**GIVEN TASK**
State only the count of lines in the listing below that hold "which".

Begin DATASET CONTENT

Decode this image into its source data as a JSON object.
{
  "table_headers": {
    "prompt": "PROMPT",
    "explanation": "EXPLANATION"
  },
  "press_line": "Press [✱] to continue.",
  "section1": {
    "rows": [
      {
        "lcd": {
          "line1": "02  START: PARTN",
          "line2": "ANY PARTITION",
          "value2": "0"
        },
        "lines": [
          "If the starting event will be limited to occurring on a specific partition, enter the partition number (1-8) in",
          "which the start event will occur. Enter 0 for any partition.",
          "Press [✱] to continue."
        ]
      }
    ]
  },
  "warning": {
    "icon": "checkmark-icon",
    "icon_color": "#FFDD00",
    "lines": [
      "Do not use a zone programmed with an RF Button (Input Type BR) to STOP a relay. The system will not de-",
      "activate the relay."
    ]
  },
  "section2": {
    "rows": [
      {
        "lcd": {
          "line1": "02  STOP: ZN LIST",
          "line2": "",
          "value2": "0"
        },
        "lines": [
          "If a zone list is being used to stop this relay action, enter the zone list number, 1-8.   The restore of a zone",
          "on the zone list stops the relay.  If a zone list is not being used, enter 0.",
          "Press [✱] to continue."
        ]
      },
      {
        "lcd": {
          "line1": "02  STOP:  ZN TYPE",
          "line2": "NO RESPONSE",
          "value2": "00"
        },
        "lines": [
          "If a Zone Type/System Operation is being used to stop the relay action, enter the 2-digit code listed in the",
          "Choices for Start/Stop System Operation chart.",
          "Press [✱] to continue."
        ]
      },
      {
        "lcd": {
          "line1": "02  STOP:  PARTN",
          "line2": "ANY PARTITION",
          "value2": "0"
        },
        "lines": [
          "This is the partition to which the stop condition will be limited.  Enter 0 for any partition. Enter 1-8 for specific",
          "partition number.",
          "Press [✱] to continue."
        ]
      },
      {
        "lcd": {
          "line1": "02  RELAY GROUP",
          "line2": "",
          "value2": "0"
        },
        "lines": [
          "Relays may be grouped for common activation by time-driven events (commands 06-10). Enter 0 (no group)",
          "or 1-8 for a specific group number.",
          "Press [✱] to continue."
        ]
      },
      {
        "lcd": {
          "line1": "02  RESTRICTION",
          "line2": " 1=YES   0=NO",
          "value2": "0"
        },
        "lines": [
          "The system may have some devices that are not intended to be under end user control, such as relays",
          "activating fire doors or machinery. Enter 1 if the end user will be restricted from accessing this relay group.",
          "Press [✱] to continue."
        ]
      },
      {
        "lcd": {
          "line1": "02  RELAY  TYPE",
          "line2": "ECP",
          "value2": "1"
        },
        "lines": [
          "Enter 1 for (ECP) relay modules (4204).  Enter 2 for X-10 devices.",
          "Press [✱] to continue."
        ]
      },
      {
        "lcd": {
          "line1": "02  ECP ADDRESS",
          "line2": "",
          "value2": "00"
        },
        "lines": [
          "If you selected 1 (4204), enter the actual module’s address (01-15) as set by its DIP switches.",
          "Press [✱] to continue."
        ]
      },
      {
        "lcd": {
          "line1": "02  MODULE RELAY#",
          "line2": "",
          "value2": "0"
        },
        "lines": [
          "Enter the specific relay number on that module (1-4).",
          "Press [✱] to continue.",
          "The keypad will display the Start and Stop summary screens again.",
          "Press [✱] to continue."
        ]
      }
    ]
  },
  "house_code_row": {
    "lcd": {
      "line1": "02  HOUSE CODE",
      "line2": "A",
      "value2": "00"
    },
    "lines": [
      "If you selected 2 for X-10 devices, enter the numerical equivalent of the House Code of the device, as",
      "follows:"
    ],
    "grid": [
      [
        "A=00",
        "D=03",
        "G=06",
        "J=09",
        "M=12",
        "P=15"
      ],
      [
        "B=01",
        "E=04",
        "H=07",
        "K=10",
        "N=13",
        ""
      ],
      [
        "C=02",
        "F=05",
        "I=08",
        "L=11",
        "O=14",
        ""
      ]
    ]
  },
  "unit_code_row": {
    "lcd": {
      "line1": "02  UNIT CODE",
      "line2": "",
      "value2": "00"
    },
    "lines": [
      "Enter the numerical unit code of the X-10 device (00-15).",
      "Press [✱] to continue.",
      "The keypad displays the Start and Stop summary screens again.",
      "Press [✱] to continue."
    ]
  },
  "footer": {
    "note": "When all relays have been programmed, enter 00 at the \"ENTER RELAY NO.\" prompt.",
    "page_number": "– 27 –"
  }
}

End DATASET CONTENT

**ANSWER TO THIS PROBLEM**
2